--- PROVIDED ENTRIES ---
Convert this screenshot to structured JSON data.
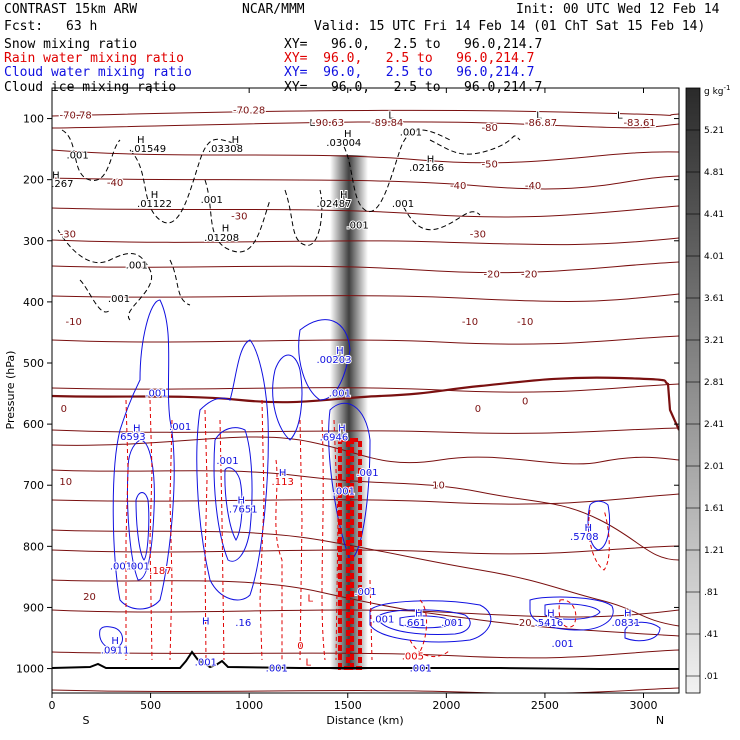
{
  "header": {
    "title": "CONTRAST 15km ARW",
    "center": "NCAR/MMM",
    "init": "Init: 00 UTC Wed 12 Feb 14",
    "fcst_label": "Fcst:",
    "fcst_value": "63 h",
    "valid": "Valid: 15 UTC Fri 14 Feb 14 (01 ChT Sat 15 Feb 14)"
  },
  "legend": [
    {
      "label": "Snow mixing ratio",
      "xy": "XY=   96.0,   2.5 to   96.0,214.7",
      "color": "#000000"
    },
    {
      "label": "Rain water mixing ratio",
      "xy": "XY=  96.0,   2.5 to   96.0,214.7",
      "color": "#e00000"
    },
    {
      "label": "Cloud water mixing ratio",
      "xy": "XY=  96.0,   2.5 to   96.0,214.7",
      "color": "#1010e0"
    },
    {
      "label": "Cloud ice mixing ratio",
      "xy": "XY=   96.0,   2.5 to   96.0,214.7",
      "color": "#000000"
    }
  ],
  "colors": {
    "temperature": "#7a1010",
    "rain": "#e00000",
    "cloud": "#1010e0",
    "ice": "#000000",
    "ground": "#000000"
  },
  "chart_data": {
    "type": "cross-section",
    "xlabel": "Distance (km)",
    "ylabel": "Pressure (hPa)",
    "xlim": [
      0,
      3180
    ],
    "ylim": [
      1040,
      50
    ],
    "x_ticks": [
      0,
      500,
      1000,
      1500,
      2000,
      2500,
      3000
    ],
    "x_tick_labels": [
      "0",
      "500",
      "1000",
      "1500",
      "2000",
      "2500",
      "3000"
    ],
    "y_ticks": [
      100,
      200,
      300,
      400,
      500,
      600,
      700,
      800,
      900,
      1000
    ],
    "y_tick_labels": [
      "100",
      "200",
      "300",
      "400",
      "500",
      "600",
      "700",
      "800",
      "900",
      "1000"
    ],
    "x_end_labels": {
      "left": "S",
      "right": "N"
    },
    "colorbar": {
      "unit": "g kg",
      "unit_exp": "-1",
      "labels": [
        "5.21",
        "4.81",
        "4.41",
        "4.01",
        "3.61",
        "3.21",
        "2.81",
        "2.41",
        "2.01",
        "1.61",
        "1.21",
        ".81",
        ".41",
        ".01"
      ]
    },
    "temperature_labels": [
      {
        "text": "-70.78",
        "x": 120,
        "p": 100
      },
      {
        "text": "-70.28",
        "x": 1000,
        "p": 92
      },
      {
        "text": "-90.63",
        "x": 1400,
        "p": 112
      },
      {
        "text": "-89.84",
        "x": 1700,
        "p": 112
      },
      {
        "text": "-86.87",
        "x": 2480,
        "p": 112
      },
      {
        "text": "-83.61",
        "x": 2980,
        "p": 112
      },
      {
        "text": "-80",
        "x": 2220,
        "p": 120
      },
      {
        "text": "-50",
        "x": 2220,
        "p": 180
      },
      {
        "text": "-40",
        "x": 320,
        "p": 210
      },
      {
        "text": "-40",
        "x": 2060,
        "p": 215
      },
      {
        "text": "-40",
        "x": 2440,
        "p": 215
      },
      {
        "text": "-30",
        "x": 950,
        "p": 265
      },
      {
        "text": "-30",
        "x": 80,
        "p": 295
      },
      {
        "text": "-30",
        "x": 2160,
        "p": 295
      },
      {
        "text": "-20",
        "x": 2230,
        "p": 360
      },
      {
        "text": "-20",
        "x": 2420,
        "p": 360
      },
      {
        "text": "-10",
        "x": 110,
        "p": 438
      },
      {
        "text": "-10",
        "x": 2120,
        "p": 438
      },
      {
        "text": "-10",
        "x": 2400,
        "p": 438
      },
      {
        "text": "0",
        "x": 60,
        "p": 580
      },
      {
        "text": "0",
        "x": 2400,
        "p": 568
      },
      {
        "text": "0",
        "x": 2160,
        "p": 580
      },
      {
        "text": "10",
        "x": 70,
        "p": 700
      },
      {
        "text": "10",
        "x": 1960,
        "p": 705
      },
      {
        "text": "20",
        "x": 190,
        "p": 888
      },
      {
        "text": "20",
        "x": 2400,
        "p": 930
      }
    ],
    "field_labels": [
      {
        "text": "H",
        "x": 450,
        "p": 140
      },
      {
        "text": ".01549",
        "x": 490,
        "p": 155
      },
      {
        "text": "H",
        "x": 930,
        "p": 140
      },
      {
        "text": ".03308",
        "x": 880,
        "p": 155
      },
      {
        "text": "H",
        "x": 1500,
        "p": 130
      },
      {
        "text": ".03004",
        "x": 1480,
        "p": 145
      },
      {
        "text": "H",
        "x": 1920,
        "p": 172
      },
      {
        "text": ".02166",
        "x": 1900,
        "p": 186
      },
      {
        "text": "H",
        "x": 20,
        "p": 198
      },
      {
        "text": ".01267",
        "x": 20,
        "p": 212
      },
      {
        "text": "H",
        "x": 520,
        "p": 230
      },
      {
        "text": ".01122",
        "x": 520,
        "p": 245
      },
      {
        "text": "H",
        "x": 1480,
        "p": 230
      },
      {
        "text": ".02487",
        "x": 1430,
        "p": 245
      },
      {
        "text": "H",
        "x": 880,
        "p": 285
      },
      {
        "text": ".01208",
        "x": 860,
        "p": 300
      },
      {
        "text": ".001",
        "x": 130,
        "p": 165
      },
      {
        "text": ".001",
        "x": 1820,
        "p": 128
      },
      {
        "text": ".001",
        "x": 810,
        "p": 238
      },
      {
        "text": ".001",
        "x": 1780,
        "p": 245
      },
      {
        "text": ".001",
        "x": 1550,
        "p": 280
      },
      {
        "text": ".001",
        "x": 430,
        "p": 345
      },
      {
        "text": ".001",
        "x": 340,
        "p": 400
      },
      {
        "text": "H",
        "x": 1460,
        "p": 485
      },
      {
        "text": ".00203",
        "x": 1430,
        "p": 500
      },
      {
        "text": ".001",
        "x": 530,
        "p": 555
      },
      {
        "text": ".001",
        "x": 1460,
        "p": 555
      },
      {
        "text": "H",
        "x": 430,
        "p": 612
      },
      {
        "text": "6593",
        "x": 410,
        "p": 626
      },
      {
        "text": ".001",
        "x": 650,
        "p": 610
      },
      {
        "text": "H",
        "x": 1470,
        "p": 612
      },
      {
        "text": ".6946",
        "x": 1430,
        "p": 627
      },
      {
        "text": ".001",
        "x": 890,
        "p": 665
      },
      {
        "text": ".001",
        "x": 1600,
        "p": 685
      },
      {
        "text": "H",
        "x": 1170,
        "p": 685
      },
      {
        "text": ".113",
        "x": 1170,
        "p": 700
      },
      {
        "text": "H",
        "x": 960,
        "p": 730
      },
      {
        "text": ".7651",
        "x": 970,
        "p": 745
      },
      {
        "text": ".001",
        "x": 1480,
        "p": 715
      },
      {
        "text": "H",
        "x": 2720,
        "p": 775
      },
      {
        "text": ".5708",
        "x": 2700,
        "p": 790
      },
      {
        "text": ".001",
        "x": 350,
        "p": 838
      },
      {
        "text": ".001",
        "x": 440,
        "p": 838
      },
      {
        "text": ".187",
        "x": 550,
        "p": 845
      },
      {
        "text": ".001",
        "x": 1590,
        "p": 880
      },
      {
        "text": ".001",
        "x": 1680,
        "p": 925
      },
      {
        "text": "H",
        "x": 1860,
        "p": 915
      },
      {
        "text": ".661",
        "x": 1840,
        "p": 930
      },
      {
        "text": ".001",
        "x": 2030,
        "p": 930
      },
      {
        "text": "H",
        "x": 2530,
        "p": 915
      },
      {
        "text": ".5416",
        "x": 2520,
        "p": 930
      },
      {
        "text": "H",
        "x": 2920,
        "p": 915
      },
      {
        "text": ".0831",
        "x": 2910,
        "p": 930
      },
      {
        "text": ".001",
        "x": 2590,
        "p": 965
      },
      {
        "text": "H",
        "x": 320,
        "p": 960
      },
      {
        "text": ".0911",
        "x": 320,
        "p": 975
      },
      {
        "text": ".005",
        "x": 1830,
        "p": 985
      },
      {
        "text": ".001",
        "x": 1870,
        "p": 1005
      },
      {
        "text": ".001",
        "x": 1140,
        "p": 1005
      },
      {
        "text": ".001",
        "x": 780,
        "p": 995
      },
      {
        "text": "0",
        "x": 1260,
        "p": 968
      },
      {
        "text": "L",
        "x": 1310,
        "p": 890
      },
      {
        "text": "L",
        "x": 1300,
        "p": 995
      },
      {
        "text": "L",
        "x": 1320,
        "p": 112
      },
      {
        "text": "L",
        "x": 1720,
        "p": 100
      },
      {
        "text": "L",
        "x": 2470,
        "p": 100
      },
      {
        "text": "L",
        "x": 2880,
        "p": 100
      },
      {
        "text": "H",
        "x": 780,
        "p": 928
      },
      {
        "text": ".16",
        "x": 970,
        "p": 930
      }
    ]
  }
}
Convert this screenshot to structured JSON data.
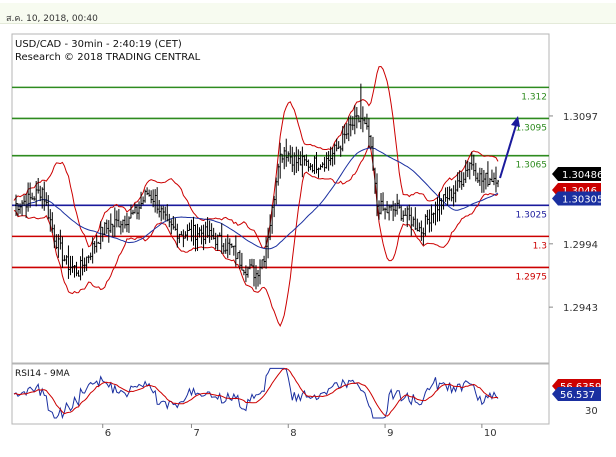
{
  "header": {
    "timestamp": "ส.ค. 10, 2018, 00:40"
  },
  "chart_data": {
    "type": "candlestick",
    "title": "USD/CAD - 30min - 2:40:19 (CET)",
    "subtitle": "Research © 2018 TRADING CENTRAL",
    "x_tick_labels": [
      "6",
      "7",
      "8",
      "9",
      "10"
    ],
    "y_tick_labels": [
      "1.3097",
      "1.2994",
      "1.2943"
    ],
    "y_range": [
      1.2898,
      1.3163
    ],
    "indicators": [
      "Bollinger Bands",
      "Moving Average"
    ],
    "levels": [
      {
        "label": "1.312",
        "value": 1.312,
        "color": "#2e8b1f"
      },
      {
        "label": "1.3095",
        "value": 1.3095,
        "color": "#2e8b1f"
      },
      {
        "label": "1.3065",
        "value": 1.3065,
        "color": "#2e8b1f"
      },
      {
        "label": "1.3025",
        "value": 1.3025,
        "color": "#1a1a9c"
      },
      {
        "label": "1.3",
        "value": 1.3,
        "color": "#cc0000"
      },
      {
        "label": "1.2975",
        "value": 1.2975,
        "color": "#cc0000"
      }
    ],
    "price_badges": [
      {
        "label": "1.30486",
        "value": 1.30486,
        "bg": "#000000",
        "fg": "#ffffff"
      },
      {
        "label": "1.3046",
        "value": 1.3046,
        "bg": "#cc0000",
        "fg": "#ffffff"
      },
      {
        "label": "1.30305",
        "value": 1.30305,
        "bg": "#1a2fa0",
        "fg": "#ffffff"
      }
    ],
    "forecast_arrow": {
      "from": 1.3047,
      "to": 1.3097,
      "color": "#1a1a9c"
    },
    "rsi": {
      "label": "RSI14 - 9MA",
      "y_tick_labels": [
        "30"
      ],
      "value_badges": [
        {
          "label": "56.6359",
          "bg": "#cc0000",
          "fg": "#ffffff"
        },
        {
          "label": "56.537",
          "bg": "#1a2fa0",
          "fg": "#ffffff"
        }
      ]
    },
    "colors": {
      "candles": "#000000",
      "bollinger": "#cc0000",
      "moving_average": "#1a2fa0",
      "axis": "#888888"
    }
  }
}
---
### WHAT THE TASK ASKS
Work through the records line by line and tally those holding "mixing". Reply with the number alone.

### CORRECT RESULT
4